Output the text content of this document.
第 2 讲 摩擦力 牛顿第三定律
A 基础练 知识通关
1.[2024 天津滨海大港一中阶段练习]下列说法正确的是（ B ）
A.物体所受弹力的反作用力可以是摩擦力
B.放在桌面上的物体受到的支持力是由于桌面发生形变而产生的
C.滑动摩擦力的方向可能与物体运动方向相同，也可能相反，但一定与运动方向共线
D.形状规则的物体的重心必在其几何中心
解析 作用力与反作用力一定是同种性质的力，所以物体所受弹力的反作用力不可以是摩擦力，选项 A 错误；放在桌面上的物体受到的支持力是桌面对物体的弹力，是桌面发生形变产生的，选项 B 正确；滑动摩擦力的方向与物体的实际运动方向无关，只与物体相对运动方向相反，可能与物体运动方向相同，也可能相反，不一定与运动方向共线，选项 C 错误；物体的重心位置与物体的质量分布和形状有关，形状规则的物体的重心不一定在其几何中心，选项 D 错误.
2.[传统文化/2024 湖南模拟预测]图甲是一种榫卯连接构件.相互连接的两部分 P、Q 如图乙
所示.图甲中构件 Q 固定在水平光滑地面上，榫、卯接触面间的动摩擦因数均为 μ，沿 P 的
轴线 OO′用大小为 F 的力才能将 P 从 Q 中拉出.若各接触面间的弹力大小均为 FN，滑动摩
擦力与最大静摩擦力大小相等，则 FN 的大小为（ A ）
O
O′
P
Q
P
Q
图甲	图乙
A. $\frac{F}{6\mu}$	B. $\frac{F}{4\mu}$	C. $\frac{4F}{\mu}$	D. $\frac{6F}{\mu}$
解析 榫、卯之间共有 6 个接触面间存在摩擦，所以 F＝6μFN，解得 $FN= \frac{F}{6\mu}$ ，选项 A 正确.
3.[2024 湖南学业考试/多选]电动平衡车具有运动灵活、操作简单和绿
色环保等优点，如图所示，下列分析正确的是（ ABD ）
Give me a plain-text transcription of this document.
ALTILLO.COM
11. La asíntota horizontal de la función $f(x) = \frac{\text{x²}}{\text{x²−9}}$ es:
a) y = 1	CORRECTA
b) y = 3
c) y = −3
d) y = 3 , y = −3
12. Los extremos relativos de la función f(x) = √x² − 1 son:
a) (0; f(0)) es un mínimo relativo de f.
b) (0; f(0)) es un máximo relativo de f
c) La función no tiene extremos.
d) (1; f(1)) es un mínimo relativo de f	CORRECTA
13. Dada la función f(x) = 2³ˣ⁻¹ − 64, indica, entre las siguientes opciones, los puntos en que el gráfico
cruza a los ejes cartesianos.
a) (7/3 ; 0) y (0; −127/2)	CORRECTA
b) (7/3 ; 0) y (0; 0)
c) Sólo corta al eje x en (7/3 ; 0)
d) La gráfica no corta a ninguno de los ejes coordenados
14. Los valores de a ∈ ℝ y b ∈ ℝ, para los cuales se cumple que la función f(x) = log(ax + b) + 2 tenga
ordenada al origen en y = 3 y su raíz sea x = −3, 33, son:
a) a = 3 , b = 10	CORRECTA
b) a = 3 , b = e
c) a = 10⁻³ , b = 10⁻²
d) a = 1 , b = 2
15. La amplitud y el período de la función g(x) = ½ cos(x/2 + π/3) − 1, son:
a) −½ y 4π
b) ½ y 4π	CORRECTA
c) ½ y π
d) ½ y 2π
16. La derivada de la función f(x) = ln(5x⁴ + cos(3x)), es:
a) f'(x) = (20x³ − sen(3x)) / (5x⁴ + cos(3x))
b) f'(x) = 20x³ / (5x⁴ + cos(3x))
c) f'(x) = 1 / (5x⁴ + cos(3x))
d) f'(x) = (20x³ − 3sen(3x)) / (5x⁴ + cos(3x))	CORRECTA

Your instructions:
Each line in the material above must be retyped without alteration.

Completed task:
Output the text content of this document.
第 2 讲 摩擦力 牛顿第三定律
A 基础练 知识通关
1.[2024 天津滨海大港一中阶段练习]下列说法正确的是（ B ）
A.物体所受弹力的反作用力可以是摩擦力
B.放在桌面上的物体受到的支持力是由于桌面发生形变而产生的
C.滑动摩擦力的方向可能与物体运动方向相同，也可能相反，但一定与运动方向共线
D.形状规则的物体的重心必在其几何中心
解析 作用力与反作用力一定是同种性质的力，所以物体所受弹力的反作用力不可以是摩擦力，选项 A 错误；放在桌面上的物体受到的支持力是桌面对物体的弹力，是桌面发生形变产生的，选项 B 正确；滑动摩擦力的方向与物体的实际运动方向无关，只与物体相对运动方向相反，可能与物体运动方向相同，也可能相反，不一定与运动方向共线，选项 C 错误；物体的重心位置与物体的质量分布和形状有关，形状规则的物体的重心不一定在其几何中心，选项 D 错误.
2.[传统文化/2024 湖南模拟预测]图甲是一种榫卯连接构件.相互连接的两部分 P、Q 如图乙
所示.图甲中构件 Q 固定在水平光滑地面上，榫、卯接触面间的动摩擦因数均为 μ，沿 P 的
轴线 OO′用大小为 F 的力才能将 P 从 Q 中拉出.若各接触面间的弹力大小均为 FN，滑动摩
擦力与最大静摩擦力大小相等，则 FN 的大小为（ A ）
O
O′
P
Q
P
Q
图甲	图乙
A. $\frac{F}{6\mu}$	B. $\frac{F}{4\mu}$	C. $\frac{4F}{\mu}$	D. $\frac{6F}{\mu}$
解析 榫、卯之间共有 6 个接触面间存在摩擦，所以 F＝6μFN，解得 $FN= \frac{F}{6\mu}$ ，选项 A 正确.
3.[2024 湖南学业考试/多选]电动平衡车具有运动灵活、操作简单和绿
色环保等优点，如图所示，下列分析正确的是（ ABD ）
Give me a plain-text transcription of this document.
ALTILLO.COM
11. La asíntota horizontal de la función $f(x) = \frac{\text{x²}}{\text{x²−9}}$ es:
a) y = 1	CORRECTA
b) y = 3
c) y = −3
d) y = 3 , y = −3
12. Los extremos relativos de la función f(x) = √x² − 1 son:
a) (0; f(0)) es un mínimo relativo de f.
b) (0; f(0)) es un máximo relativo de f
c) La función no tiene extremos.
d) (1; f(1)) es un mínimo relativo de f	CORRECTA
13. Dada la función f(x) = 2³ˣ⁻¹ − 64, indica, entre las siguientes opciones, los puntos en que el gráfico
cruza a los ejes cartesianos.
a) (7/3 ; 0) y (0; −127/2)	CORRECTA
b) (7/3 ; 0) y (0; 0)
c) Sólo corta al eje x en (7/3 ; 0)
d) La gráfica no corta a ninguno de los ejes coordenados
14. Los valores de a ∈ ℝ y b ∈ ℝ, para los cuales se cumple que la función f(x) = log(ax + b) + 2 tenga
ordenada al origen en y = 3 y su raíz sea x = −3, 33, son:
a) a = 3 , b = 10	CORRECTA
b) a = 3 , b = e
c) a = 10⁻³ , b = 10⁻²
d) a = 1 , b = 2
15. La amplitud y el período de la función g(x) = ½ cos(x/2 + π/3) − 1, son:
a) −½ y 4π
b) ½ y 4π	CORRECTA
c) ½ y π
d) ½ y 2π
16. La derivada de la función f(x) = ln(5x⁴ + cos(3x)), es:
a) f'(x) = (20x³ − sen(3x)) / (5x⁴ + cos(3x))
b) f'(x) = 20x³ / (5x⁴ + cos(3x))
c) f'(x) = 1 / (5x⁴ + cos(3x))
d) f'(x) = (20x³ − 3sen(3x)) / (5x⁴ + cos(3x))	CORRECTA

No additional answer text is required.